## Begin RECORDED INFORMATION
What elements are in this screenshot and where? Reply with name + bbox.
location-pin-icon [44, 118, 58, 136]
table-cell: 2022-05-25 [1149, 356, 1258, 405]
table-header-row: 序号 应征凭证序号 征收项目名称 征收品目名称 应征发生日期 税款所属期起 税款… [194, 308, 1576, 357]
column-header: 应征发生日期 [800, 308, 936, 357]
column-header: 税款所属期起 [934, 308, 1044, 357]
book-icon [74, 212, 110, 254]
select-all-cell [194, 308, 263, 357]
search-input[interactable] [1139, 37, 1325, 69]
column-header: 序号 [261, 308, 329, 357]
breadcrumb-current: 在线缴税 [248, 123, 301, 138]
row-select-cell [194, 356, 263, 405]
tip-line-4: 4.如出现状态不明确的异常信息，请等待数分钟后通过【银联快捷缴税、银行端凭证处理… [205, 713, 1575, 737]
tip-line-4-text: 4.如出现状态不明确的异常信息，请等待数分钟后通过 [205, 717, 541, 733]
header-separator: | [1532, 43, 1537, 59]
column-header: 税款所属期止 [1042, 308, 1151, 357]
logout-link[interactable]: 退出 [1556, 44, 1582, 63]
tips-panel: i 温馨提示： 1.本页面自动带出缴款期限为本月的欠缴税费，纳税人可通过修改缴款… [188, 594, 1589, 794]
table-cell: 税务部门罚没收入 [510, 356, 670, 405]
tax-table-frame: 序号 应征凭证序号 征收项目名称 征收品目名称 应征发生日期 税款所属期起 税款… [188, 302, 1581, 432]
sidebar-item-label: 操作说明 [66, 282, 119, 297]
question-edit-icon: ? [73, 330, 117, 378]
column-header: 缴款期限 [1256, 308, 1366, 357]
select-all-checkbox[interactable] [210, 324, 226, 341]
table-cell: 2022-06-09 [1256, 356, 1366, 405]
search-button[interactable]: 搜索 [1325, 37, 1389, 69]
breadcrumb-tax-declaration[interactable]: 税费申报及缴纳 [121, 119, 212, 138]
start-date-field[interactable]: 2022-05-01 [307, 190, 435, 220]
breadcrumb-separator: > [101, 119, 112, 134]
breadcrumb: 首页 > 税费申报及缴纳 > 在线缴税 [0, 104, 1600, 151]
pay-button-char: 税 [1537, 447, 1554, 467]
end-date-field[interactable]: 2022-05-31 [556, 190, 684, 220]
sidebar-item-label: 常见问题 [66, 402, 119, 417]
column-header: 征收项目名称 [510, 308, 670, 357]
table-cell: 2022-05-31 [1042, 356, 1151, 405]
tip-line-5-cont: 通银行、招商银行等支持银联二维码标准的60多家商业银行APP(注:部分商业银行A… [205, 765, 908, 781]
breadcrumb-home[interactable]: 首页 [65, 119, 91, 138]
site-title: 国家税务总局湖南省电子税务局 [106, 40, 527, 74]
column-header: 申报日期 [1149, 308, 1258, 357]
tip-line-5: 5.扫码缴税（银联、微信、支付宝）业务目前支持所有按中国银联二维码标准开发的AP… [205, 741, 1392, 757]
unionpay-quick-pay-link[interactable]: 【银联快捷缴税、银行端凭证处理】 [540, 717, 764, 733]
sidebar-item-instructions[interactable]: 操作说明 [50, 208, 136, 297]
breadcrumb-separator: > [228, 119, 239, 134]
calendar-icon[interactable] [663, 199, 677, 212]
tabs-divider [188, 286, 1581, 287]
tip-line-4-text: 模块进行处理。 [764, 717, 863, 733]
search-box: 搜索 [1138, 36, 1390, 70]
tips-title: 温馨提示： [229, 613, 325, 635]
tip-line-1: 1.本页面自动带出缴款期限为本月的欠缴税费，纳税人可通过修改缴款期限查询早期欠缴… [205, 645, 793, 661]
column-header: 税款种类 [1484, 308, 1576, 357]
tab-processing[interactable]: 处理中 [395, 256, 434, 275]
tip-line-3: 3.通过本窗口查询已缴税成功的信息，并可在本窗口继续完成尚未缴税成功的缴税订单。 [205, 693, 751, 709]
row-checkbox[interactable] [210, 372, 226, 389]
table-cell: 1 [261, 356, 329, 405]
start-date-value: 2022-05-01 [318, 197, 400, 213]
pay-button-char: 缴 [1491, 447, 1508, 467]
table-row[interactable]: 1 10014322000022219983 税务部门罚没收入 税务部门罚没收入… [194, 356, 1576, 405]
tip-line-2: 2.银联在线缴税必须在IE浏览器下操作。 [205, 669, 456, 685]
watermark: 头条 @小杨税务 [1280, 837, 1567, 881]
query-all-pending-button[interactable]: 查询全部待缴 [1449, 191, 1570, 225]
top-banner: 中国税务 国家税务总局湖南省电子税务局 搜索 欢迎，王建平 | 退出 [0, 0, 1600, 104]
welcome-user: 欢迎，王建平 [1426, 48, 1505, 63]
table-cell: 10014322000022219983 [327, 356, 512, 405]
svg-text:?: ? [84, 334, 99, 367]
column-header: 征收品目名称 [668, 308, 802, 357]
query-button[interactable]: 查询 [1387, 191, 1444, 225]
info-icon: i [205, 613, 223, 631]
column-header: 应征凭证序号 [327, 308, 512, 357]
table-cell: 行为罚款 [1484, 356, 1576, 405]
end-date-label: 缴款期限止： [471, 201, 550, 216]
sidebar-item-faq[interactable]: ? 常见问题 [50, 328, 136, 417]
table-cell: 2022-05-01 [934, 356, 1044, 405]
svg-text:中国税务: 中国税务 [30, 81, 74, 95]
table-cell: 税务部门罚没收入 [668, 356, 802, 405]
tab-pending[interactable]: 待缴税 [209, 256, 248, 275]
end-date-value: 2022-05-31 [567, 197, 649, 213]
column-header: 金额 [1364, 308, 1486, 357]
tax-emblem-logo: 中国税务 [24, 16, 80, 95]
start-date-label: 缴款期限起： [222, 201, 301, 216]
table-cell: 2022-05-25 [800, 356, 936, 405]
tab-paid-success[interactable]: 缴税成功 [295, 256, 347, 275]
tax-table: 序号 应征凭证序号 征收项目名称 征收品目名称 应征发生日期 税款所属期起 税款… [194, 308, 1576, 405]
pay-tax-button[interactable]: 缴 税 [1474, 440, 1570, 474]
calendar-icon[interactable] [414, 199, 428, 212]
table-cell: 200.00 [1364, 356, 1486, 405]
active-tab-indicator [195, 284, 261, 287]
## End RECORDED INFORMATION
* THE TASK *
Copy every line of the data above without changing any character.

* RESULT OF THE TASK *
What elements are in this screenshot and where? Reply with name + bbox.
location-pin-icon [44, 118, 58, 136]
table-cell: 2022-05-25 [1149, 356, 1258, 405]
table-header-row: 序号 应征凭证序号 征收项目名称 征收品目名称 应征发生日期 税款所属期起 税款… [194, 308, 1576, 357]
column-header: 应征发生日期 [800, 308, 936, 357]
column-header: 税款所属期起 [934, 308, 1044, 357]
book-icon [74, 212, 110, 254]
select-all-cell [194, 308, 263, 357]
search-input[interactable] [1139, 37, 1325, 69]
column-header: 序号 [261, 308, 329, 357]
breadcrumb-current: 在线缴税 [248, 123, 301, 138]
row-select-cell [194, 356, 263, 405]
tip-line-4: 4.如出现状态不明确的异常信息，请等待数分钟后通过【银联快捷缴税、银行端凭证处理… [205, 713, 1575, 737]
tip-line-4-text: 4.如出现状态不明确的异常信息，请等待数分钟后通过 [205, 717, 541, 733]
header-separator: | [1532, 43, 1537, 59]
column-header: 税款所属期止 [1042, 308, 1151, 357]
logout-link[interactable]: 退出 [1556, 44, 1582, 63]
tips-panel: i 温馨提示： 1.本页面自动带出缴款期限为本月的欠缴税费，纳税人可通过修改缴款… [188, 594, 1589, 794]
table-cell: 税务部门罚没收入 [510, 356, 670, 405]
tax-table-frame: 序号 应征凭证序号 征收项目名称 征收品目名称 应征发生日期 税款所属期起 税款… [188, 302, 1581, 432]
sidebar-item-label: 操作说明 [66, 282, 119, 297]
question-edit-icon: ? [73, 330, 117, 378]
column-header: 缴款期限 [1256, 308, 1366, 357]
select-all-checkbox[interactable] [210, 324, 226, 341]
table-cell: 2022-06-09 [1256, 356, 1366, 405]
search-button[interactable]: 搜索 [1325, 37, 1389, 69]
breadcrumb-tax-declaration[interactable]: 税费申报及缴纳 [121, 119, 212, 138]
start-date-field[interactable]: 2022-05-01 [307, 190, 435, 220]
breadcrumb-separator: > [101, 119, 112, 134]
breadcrumb: 首页 > 税费申报及缴纳 > 在线缴税 [0, 104, 1600, 151]
pay-button-char: 税 [1537, 447, 1554, 467]
end-date-field[interactable]: 2022-05-31 [556, 190, 684, 220]
sidebar-item-label: 常见问题 [66, 402, 119, 417]
column-header: 征收项目名称 [510, 308, 670, 357]
table-cell: 2022-05-31 [1042, 356, 1151, 405]
tip-line-5-cont: 通银行、招商银行等支持银联二维码标准的60多家商业银行APP(注:部分商业银行A… [205, 765, 908, 781]
breadcrumb-home[interactable]: 首页 [65, 119, 91, 138]
site-title: 国家税务总局湖南省电子税务局 [106, 40, 527, 74]
column-header: 申报日期 [1149, 308, 1258, 357]
tip-line-5: 5.扫码缴税（银联、微信、支付宝）业务目前支持所有按中国银联二维码标准开发的AP… [205, 741, 1392, 757]
unionpay-quick-pay-link[interactable]: 【银联快捷缴税、银行端凭证处理】 [540, 717, 764, 733]
sidebar-item-instructions[interactable]: 操作说明 [50, 208, 136, 297]
breadcrumb-separator: > [228, 119, 239, 134]
calendar-icon[interactable] [663, 199, 677, 212]
tabs-divider [188, 286, 1581, 287]
tip-line-4-text: 模块进行处理。 [764, 717, 863, 733]
search-box: 搜索 [1138, 36, 1390, 70]
tips-title: 温馨提示： [229, 613, 325, 635]
tip-line-1: 1.本页面自动带出缴款期限为本月的欠缴税费，纳税人可通过修改缴款期限查询早期欠缴… [205, 645, 793, 661]
column-header: 税款种类 [1484, 308, 1576, 357]
tab-processing[interactable]: 处理中 [395, 256, 434, 275]
tip-line-3: 3.通过本窗口查询已缴税成功的信息，并可在本窗口继续完成尚未缴税成功的缴税订单。 [205, 693, 751, 709]
row-checkbox[interactable] [210, 372, 226, 389]
table-cell: 1 [261, 356, 329, 405]
start-date-value: 2022-05-01 [318, 197, 400, 213]
pay-button-char: 缴 [1491, 447, 1508, 467]
table-row[interactable]: 1 10014322000022219983 税务部门罚没收入 税务部门罚没收入… [194, 356, 1576, 405]
tip-line-2: 2.银联在线缴税必须在IE浏览器下操作。 [205, 669, 456, 685]
watermark: 头条 @小杨税务 [1280, 837, 1567, 881]
query-all-pending-button[interactable]: 查询全部待缴 [1449, 191, 1570, 225]
top-banner: 中国税务 国家税务总局湖南省电子税务局 搜索 欢迎，王建平 | 退出 [0, 0, 1600, 104]
welcome-user: 欢迎，王建平 [1426, 48, 1505, 63]
table-cell: 10014322000022219983 [327, 356, 512, 405]
svg-text:?: ? [84, 334, 99, 367]
column-header: 征收品目名称 [668, 308, 802, 357]
query-button[interactable]: 查询 [1387, 191, 1444, 225]
info-icon: i [205, 613, 223, 631]
column-header: 应征凭证序号 [327, 308, 512, 357]
table-cell: 行为罚款 [1484, 356, 1576, 405]
end-date-label: 缴款期限止： [471, 201, 550, 216]
sidebar-item-faq[interactable]: ? 常见问题 [50, 328, 136, 417]
table-cell: 2022-05-01 [934, 356, 1044, 405]
svg-text:中国税务: 中国税务 [30, 81, 74, 95]
table-cell: 税务部门罚没收入 [668, 356, 802, 405]
tab-pending[interactable]: 待缴税 [209, 256, 248, 275]
end-date-value: 2022-05-31 [567, 197, 649, 213]
column-header: 金额 [1364, 308, 1486, 357]
tax-emblem-logo: 中国税务 [24, 16, 80, 95]
start-date-label: 缴款期限起： [222, 201, 301, 216]
table-cell: 2022-05-25 [800, 356, 936, 405]
tab-paid-success[interactable]: 缴税成功 [295, 256, 347, 275]
tax-table: 序号 应征凭证序号 征收项目名称 征收品目名称 应征发生日期 税款所属期起 税款… [194, 308, 1576, 405]
pay-tax-button[interactable]: 缴 税 [1474, 440, 1570, 474]
calendar-icon[interactable] [414, 199, 428, 212]
table-cell: 200.00 [1364, 356, 1486, 405]
active-tab-indicator [195, 284, 261, 287]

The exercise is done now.